→ **Problem A**
In the rows, from the line with "echo-mark xyxy=(258,480,268,487)" through the line with "echo-mark xyxy=(373,549,381,554)", switch "MHz" to "kHz" and write those lines out again with everything else left as is.

→ **Document passage**
========================================

Thanks for the reply. I created a new dataframe and ran step on it. But, still
it does not work.
> detach(dat)
> attach(ds)
> dat <- ds[,sapply(ds,nlevels)>=2]
> dat$Y <- Response
> detach(ds)
> attach(dat)
> fmla <- as.formula(paste(" ~
> ",paste(collist1[sapply(ds,nlevels)>=2],collapse="+")))
> fit.s <- step(fit.1, direction="forward",scope=list(upper= fmla,lower= ~1))
Start: AIC= -1651.18
Y ~ 1
Error in "contrasts<-"(`*tmp*`, value = "contr.treatment") :
contrasts can be applied only to factors with 2 or more levels
>
Also, I was wondering if you know why the followings behave differently from
the above:
> fit.s <- step(lm(Y~1),scope=list(upper=~.,lower=~1),)

========================================

→ **Input records**
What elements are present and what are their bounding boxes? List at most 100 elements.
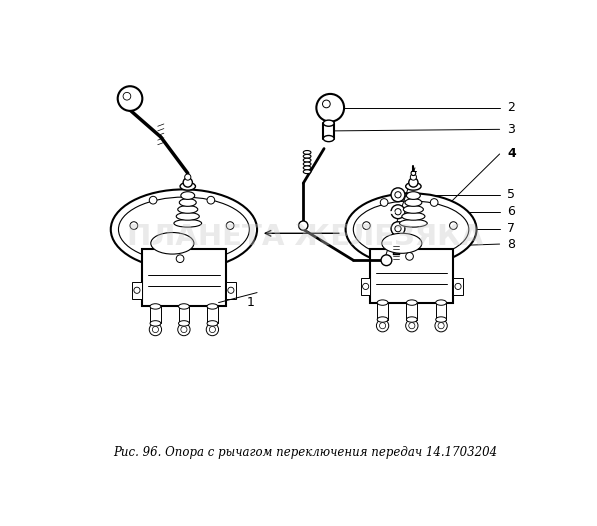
Circle shape <box>409 322 415 329</box>
Circle shape <box>149 323 162 336</box>
Ellipse shape <box>118 197 250 262</box>
Circle shape <box>410 174 417 180</box>
Circle shape <box>181 327 187 332</box>
Ellipse shape <box>324 136 334 141</box>
Ellipse shape <box>207 304 218 309</box>
Circle shape <box>118 86 142 111</box>
Circle shape <box>380 322 386 329</box>
Circle shape <box>228 287 234 294</box>
Bar <box>436 302 447 319</box>
Ellipse shape <box>111 189 257 269</box>
Circle shape <box>123 93 131 100</box>
Circle shape <box>380 199 388 206</box>
Ellipse shape <box>346 193 476 266</box>
Circle shape <box>178 323 190 336</box>
Ellipse shape <box>353 201 469 258</box>
Ellipse shape <box>150 304 161 309</box>
Ellipse shape <box>377 300 388 305</box>
Ellipse shape <box>436 317 447 322</box>
Bar <box>141 249 226 307</box>
Ellipse shape <box>303 162 311 166</box>
Circle shape <box>152 327 159 332</box>
Bar <box>407 302 417 319</box>
Text: 2: 2 <box>507 102 515 114</box>
Bar <box>377 302 388 319</box>
Circle shape <box>391 205 405 219</box>
Text: 8: 8 <box>507 238 515 250</box>
Ellipse shape <box>303 154 311 158</box>
Ellipse shape <box>207 321 218 326</box>
Circle shape <box>362 284 369 289</box>
Text: 5: 5 <box>507 188 515 201</box>
Circle shape <box>134 287 140 294</box>
Text: 1: 1 <box>247 297 255 309</box>
Ellipse shape <box>176 213 199 220</box>
Ellipse shape <box>179 304 189 309</box>
Bar <box>226 282 235 299</box>
Ellipse shape <box>151 232 194 254</box>
Ellipse shape <box>180 183 195 190</box>
Ellipse shape <box>174 219 202 227</box>
Circle shape <box>411 171 416 176</box>
Circle shape <box>391 188 405 201</box>
Bar <box>361 278 370 295</box>
Circle shape <box>298 221 308 230</box>
Ellipse shape <box>377 317 388 322</box>
Circle shape <box>210 327 216 332</box>
Circle shape <box>406 319 418 332</box>
Bar <box>453 278 463 295</box>
Ellipse shape <box>179 199 196 206</box>
Ellipse shape <box>303 170 311 174</box>
Circle shape <box>391 222 405 236</box>
Ellipse shape <box>382 234 422 254</box>
Text: ПЛАНЕТА ЖЕЛЕЗЯКА: ПЛАНЕТА ЖЕЛЕЗЯКА <box>127 223 484 251</box>
Circle shape <box>207 196 215 204</box>
Circle shape <box>226 222 234 229</box>
Circle shape <box>130 222 138 229</box>
Circle shape <box>395 226 401 232</box>
Bar <box>133 282 141 299</box>
Circle shape <box>183 178 192 187</box>
Circle shape <box>438 322 444 329</box>
Bar <box>179 307 189 323</box>
Ellipse shape <box>407 300 417 305</box>
Circle shape <box>395 209 401 215</box>
Ellipse shape <box>178 206 198 213</box>
Ellipse shape <box>406 183 421 190</box>
Text: Рис. 96. Опора с рычагом переключения передач 14.1703204: Рис. 96. Опора с рычагом переключения пе… <box>113 446 498 459</box>
Ellipse shape <box>407 317 417 322</box>
Circle shape <box>149 196 157 204</box>
Circle shape <box>430 199 438 206</box>
Ellipse shape <box>405 199 422 206</box>
Ellipse shape <box>179 321 189 326</box>
Bar <box>370 249 453 302</box>
Text: 7: 7 <box>507 222 515 235</box>
Circle shape <box>450 222 457 229</box>
Ellipse shape <box>404 206 423 213</box>
Bar <box>150 307 161 323</box>
Ellipse shape <box>407 191 420 199</box>
Circle shape <box>409 178 418 187</box>
Circle shape <box>322 100 330 108</box>
Text: 3: 3 <box>507 123 515 136</box>
Text: 6: 6 <box>507 205 515 218</box>
Bar <box>393 241 399 244</box>
Ellipse shape <box>181 191 195 199</box>
Circle shape <box>206 323 219 336</box>
Ellipse shape <box>399 219 427 227</box>
Circle shape <box>381 255 392 266</box>
Ellipse shape <box>303 166 311 170</box>
Circle shape <box>455 284 461 289</box>
Ellipse shape <box>324 120 334 126</box>
Circle shape <box>406 252 413 260</box>
Ellipse shape <box>303 150 311 154</box>
Circle shape <box>435 319 447 332</box>
Text: 4: 4 <box>507 147 516 160</box>
Bar <box>207 307 218 323</box>
Ellipse shape <box>150 321 161 326</box>
Circle shape <box>184 174 191 180</box>
Circle shape <box>176 255 184 262</box>
Circle shape <box>316 94 344 122</box>
Ellipse shape <box>436 300 447 305</box>
Circle shape <box>377 319 389 332</box>
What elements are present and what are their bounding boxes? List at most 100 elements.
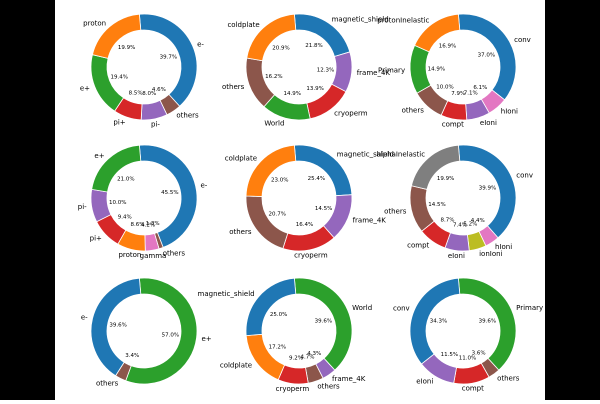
- category-label-frame-4k: frame_4K: [332, 375, 366, 383]
- category-label-world: World: [264, 120, 284, 128]
- percent-label-eioni: 7.1%: [464, 91, 478, 97]
- percent-label-eioni: 7.4%: [453, 223, 467, 229]
- wedge-e: [138, 144, 198, 248]
- category-label-e: e-: [201, 181, 208, 189]
- category-label-gamma: gamma: [140, 252, 167, 260]
- category-label-others: others: [402, 106, 425, 114]
- percent-label-others: 14.5%: [428, 202, 445, 208]
- category-label-compt: compt: [462, 385, 484, 393]
- percent-label-magnetic-shield: 25.4%: [308, 176, 325, 182]
- percent-label-protoninelastic: 16.9%: [439, 43, 456, 49]
- right-margin-bar: [545, 0, 600, 400]
- percent-label-alphainelastic: 19.9%: [437, 176, 454, 182]
- category-label-frame-4k: frame_4K: [353, 217, 387, 225]
- donut-chart-grid: 39.7% e- 4.6% others 8.0% pi- 8.5% pi+ 19.4% e+ 19…: [78, 13, 543, 393]
- percent-label-coldplate: 23.0%: [271, 178, 288, 184]
- percent-label-coldplate: 17.2%: [269, 345, 286, 351]
- category-label-pi: pi-: [78, 203, 87, 211]
- percent-label-e: 39.7%: [160, 54, 177, 60]
- wedge-alphainelastic: [410, 144, 461, 190]
- percent-label-pi: 9.4%: [118, 214, 132, 220]
- category-label-magnetic-shield: magnetic_shield: [332, 16, 389, 24]
- category-label-others: others: [497, 374, 520, 382]
- percent-label-conv: 39.9%: [479, 186, 496, 192]
- category-label-others: others: [317, 383, 340, 391]
- category-label-coldplate: coldplate: [227, 21, 259, 29]
- category-label-cryoperm: cryoperm: [294, 251, 328, 259]
- category-label-conv: conv: [393, 305, 410, 313]
- percent-label-conv: 37.0%: [478, 52, 495, 58]
- category-label-e: e+: [202, 335, 212, 343]
- percent-label-proton: 19.9%: [118, 45, 135, 51]
- category-label-cryoperm: cryoperm: [276, 385, 310, 393]
- category-label-compt: compt: [442, 121, 464, 129]
- wedge-e: [125, 277, 198, 385]
- category-label-compt: compt: [407, 242, 429, 250]
- percent-label-primary: 14.9%: [428, 66, 445, 72]
- percent-label-compt: 11.0%: [459, 355, 476, 361]
- percent-label-others: 10.0%: [436, 85, 453, 91]
- percent-label-world: 39.6%: [315, 318, 332, 324]
- percent-label-hioni: 6.1%: [473, 85, 487, 91]
- percent-label-others: 4.6%: [152, 87, 166, 93]
- percent-label-cryoperm: 16.4%: [296, 222, 313, 228]
- category-label-proton: proton: [118, 251, 141, 259]
- category-label-conv: conv: [516, 172, 533, 180]
- percent-label-others: 20.7%: [268, 211, 285, 217]
- percent-label-magnetic-shield: 25.0%: [270, 312, 287, 318]
- left-margin-bar: [0, 0, 55, 400]
- category-label-coldplate: coldplate: [225, 155, 257, 163]
- category-label-ionioni: ionIoni: [479, 250, 502, 258]
- percent-label-compt: 8.7%: [441, 218, 455, 224]
- category-label-world: World: [352, 304, 372, 312]
- category-label-others: others: [229, 228, 252, 236]
- category-label-e: e-: [197, 40, 204, 48]
- wedge-others: [409, 185, 435, 232]
- percent-label-cryoperm: 13.9%: [306, 86, 323, 92]
- wedge-coldplate: [245, 333, 286, 381]
- wedge-conv: [409, 277, 461, 365]
- percent-label-others: 3.4%: [125, 353, 139, 359]
- donut-chart-7: 57.0% e+ 3.4% others 39.6% e-: [81, 277, 212, 388]
- donut-chart-2: 21.8% magnetic_shield 12.3% frame_4K 13.9% cr…: [222, 13, 391, 128]
- percent-label-frame-4k: 12.3%: [317, 68, 334, 74]
- category-label-coldplate: coldplate: [220, 362, 252, 370]
- percent-label-proton: 8.6%: [131, 222, 145, 228]
- percent-label-frame-4k: 14.5%: [315, 206, 332, 212]
- percent-label-magnetic-shield: 21.8%: [305, 43, 322, 49]
- category-label-pi: pi+: [113, 119, 125, 127]
- category-label-primary: Primary: [378, 66, 405, 74]
- category-label-e: e+: [94, 152, 104, 160]
- percent-label-e: 39.6%: [109, 323, 126, 329]
- donut-chart-1: 39.7% e- 4.6% others 8.0% pi- 8.5% pi+ 19.4% e+ 19…: [80, 13, 204, 128]
- percent-label-others: 16.2%: [265, 74, 282, 80]
- category-label-proton: proton: [83, 20, 106, 28]
- percent-label-others: 4.7%: [301, 354, 315, 360]
- category-label-magnetic-shield: magnetic_shield: [337, 151, 394, 159]
- percent-label-others: 1.3%: [146, 221, 160, 227]
- category-label-pi: pi+: [90, 234, 102, 242]
- percent-label-frame-4k: 4.3%: [307, 351, 321, 357]
- category-label-protoninelastic: protonInelastic: [377, 16, 429, 24]
- wedge-proton: [91, 13, 142, 59]
- category-label-frame-4k: frame_4K: [357, 69, 391, 77]
- percent-label-hioni: 4.4%: [471, 218, 485, 224]
- percent-label-coldplate: 20.9%: [272, 45, 289, 51]
- wedge-coldplate: [246, 13, 297, 62]
- percent-label-e: 19.4%: [110, 75, 127, 81]
- category-label-eioni: eIoni: [416, 377, 433, 385]
- category-label-others: others: [384, 207, 407, 215]
- percent-label-e: 21.0%: [117, 177, 134, 183]
- percent-label-conv: 34.3%: [430, 319, 447, 325]
- wedge-e: [90, 54, 125, 112]
- percent-label-gamma: 4.2%: [141, 222, 155, 228]
- percent-label-pi: 10.0%: [109, 200, 126, 206]
- percent-label-e: 45.5%: [161, 190, 178, 196]
- category-label-others: others: [163, 249, 186, 257]
- category-label-e: e+: [80, 85, 90, 93]
- donut-chart-4: 45.5% e- 1.3% others 4.2% gamma 8.6% proton 9.4%…: [78, 144, 208, 260]
- percent-label-pi: 8.5%: [129, 90, 143, 96]
- wedge-others: [245, 195, 289, 250]
- donut-chart-8: 39.6% World 4.3% frame_4K 4.7% others 9.2% cryo…: [198, 277, 372, 393]
- category-label-magnetic-shield: magnetic_shield: [198, 290, 255, 298]
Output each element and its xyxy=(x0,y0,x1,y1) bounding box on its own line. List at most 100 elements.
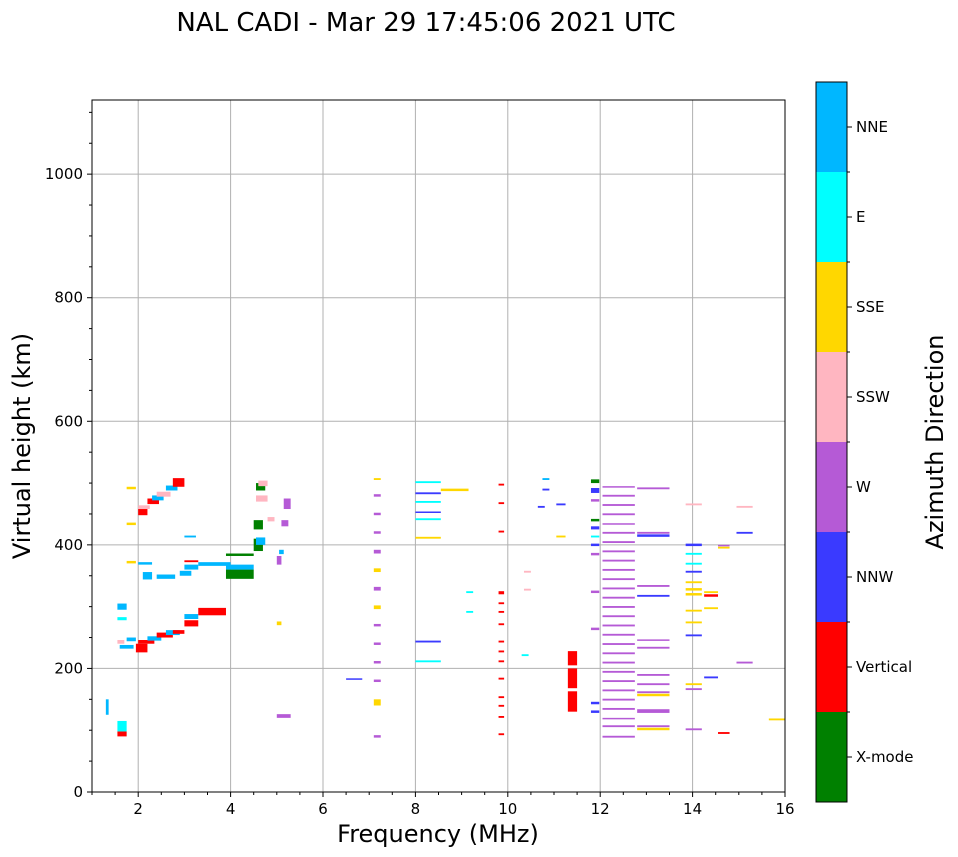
echo-mark xyxy=(258,480,268,487)
echo-mark xyxy=(498,602,505,605)
x-axis-label: Frequency (MHz) xyxy=(337,820,539,848)
echo-mark xyxy=(685,728,702,731)
echo-mark xyxy=(373,549,381,554)
plot-area: 2 4 6 8 10 12 14 16 0 200 400 600 800 1000 xyxy=(45,99,795,818)
echo-mark xyxy=(718,732,730,734)
echo-mark xyxy=(179,570,192,576)
echo-mark xyxy=(373,494,381,497)
x-tick-label: 16 xyxy=(775,800,794,818)
colorbar-segment xyxy=(816,262,847,352)
echo-mark xyxy=(602,643,635,645)
echo-mark xyxy=(184,560,199,563)
colorbar-tick-label: SSE xyxy=(856,298,885,316)
echo-mark xyxy=(373,531,381,534)
echo-mark xyxy=(498,660,505,663)
echo-mark xyxy=(768,718,785,721)
echo-mark xyxy=(415,500,441,503)
colorbar-segment xyxy=(816,82,847,172)
echo-mark xyxy=(590,701,600,705)
echo-mark xyxy=(704,594,719,597)
echo-mark xyxy=(126,637,136,642)
echo-mark xyxy=(556,503,566,506)
x-tick-label: 14 xyxy=(683,800,702,818)
y-tick-label: 600 xyxy=(54,412,83,430)
echo-mark xyxy=(685,543,702,547)
y-tick-label: 200 xyxy=(54,659,83,677)
echo-mark xyxy=(602,541,635,544)
echo-mark xyxy=(119,644,134,649)
echo-mark xyxy=(373,735,381,738)
echo-mark xyxy=(567,691,578,712)
echo-mark xyxy=(156,632,173,638)
echo-mark xyxy=(736,661,753,664)
echo-mark xyxy=(704,607,719,610)
echo-mark xyxy=(142,572,153,580)
echo-mark xyxy=(590,518,600,522)
echo-mark xyxy=(440,488,469,492)
echo-mark xyxy=(602,523,635,525)
echo-mark xyxy=(685,683,702,686)
echo-mark xyxy=(637,673,670,676)
echo-mark xyxy=(602,698,635,701)
echo-mark xyxy=(225,553,254,556)
echo-mark xyxy=(156,574,176,579)
echo-mark xyxy=(537,505,545,508)
echo-mark xyxy=(590,526,600,530)
echo-mark xyxy=(184,614,199,619)
echo-mark xyxy=(704,676,719,679)
echo-mark xyxy=(346,678,363,680)
echo-mark xyxy=(602,504,635,506)
echo-mark xyxy=(498,716,505,718)
echo-mark xyxy=(415,481,441,484)
echo-mark xyxy=(602,624,635,627)
echo-mark xyxy=(602,531,635,534)
echo-mark xyxy=(602,633,635,636)
echo-mark xyxy=(276,555,282,565)
echo-mark xyxy=(117,720,127,732)
echo-mark xyxy=(373,512,381,516)
y-axis-label: Virtual height (km) xyxy=(8,333,36,559)
echo-mark xyxy=(602,587,635,590)
echo-mark xyxy=(602,680,635,683)
echo-mark xyxy=(267,517,275,522)
echo-mark xyxy=(156,491,171,497)
echo-mark xyxy=(637,709,670,713)
y-tick-label: 800 xyxy=(54,289,83,307)
echo-mark xyxy=(225,564,254,570)
echo-mark xyxy=(172,630,185,634)
echo-traces xyxy=(105,478,785,738)
colorbar-label: Azimuth Direction xyxy=(921,335,949,550)
echo-mark xyxy=(225,569,254,579)
echo-mark xyxy=(602,578,635,581)
echo-mark xyxy=(637,691,670,694)
echo-mark xyxy=(373,568,381,573)
echo-mark xyxy=(373,586,381,591)
echo-mark xyxy=(637,639,670,641)
echo-mark xyxy=(602,568,635,571)
echo-mark xyxy=(602,494,635,497)
colorbar-tick-label: E xyxy=(856,208,865,226)
echo-mark xyxy=(637,594,670,597)
echo-mark xyxy=(685,552,702,555)
echo-mark xyxy=(590,552,600,556)
echo-mark xyxy=(602,689,635,692)
echo-mark xyxy=(523,588,531,591)
echo-mark xyxy=(117,603,127,610)
echo-mark xyxy=(685,609,702,612)
echo-mark xyxy=(117,617,127,621)
echo-mark xyxy=(718,544,730,547)
echo-mark xyxy=(685,588,702,591)
echo-mark xyxy=(602,707,635,710)
colorbar: NNE E SSE SSW W NNW Vertical X-mode xyxy=(815,81,913,803)
echo-mark xyxy=(685,593,702,596)
echo-mark xyxy=(498,610,505,613)
echo-mark xyxy=(138,640,155,644)
echo-mark xyxy=(637,725,670,728)
echo-mark xyxy=(637,534,670,537)
echo-mark xyxy=(415,511,441,513)
echo-mark xyxy=(279,549,284,555)
colorbar-tick-label: X-mode xyxy=(856,748,913,766)
echo-mark xyxy=(602,550,635,553)
echo-mark xyxy=(152,495,164,501)
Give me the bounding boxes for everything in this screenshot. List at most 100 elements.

========================================

→ **Problem B**
What AIC value does the forum post show at the start of the forward step run?

→ **Exercise response A**
echo-mark xyxy=(258,480,268,487)
echo-mark xyxy=(498,602,505,605)
x-axis-label: Frequency (kHz) xyxy=(337,820,539,848)
echo-mark xyxy=(685,728,702,731)
echo-mark xyxy=(373,549,381,554)

→ **Exercise response B**
-1651.18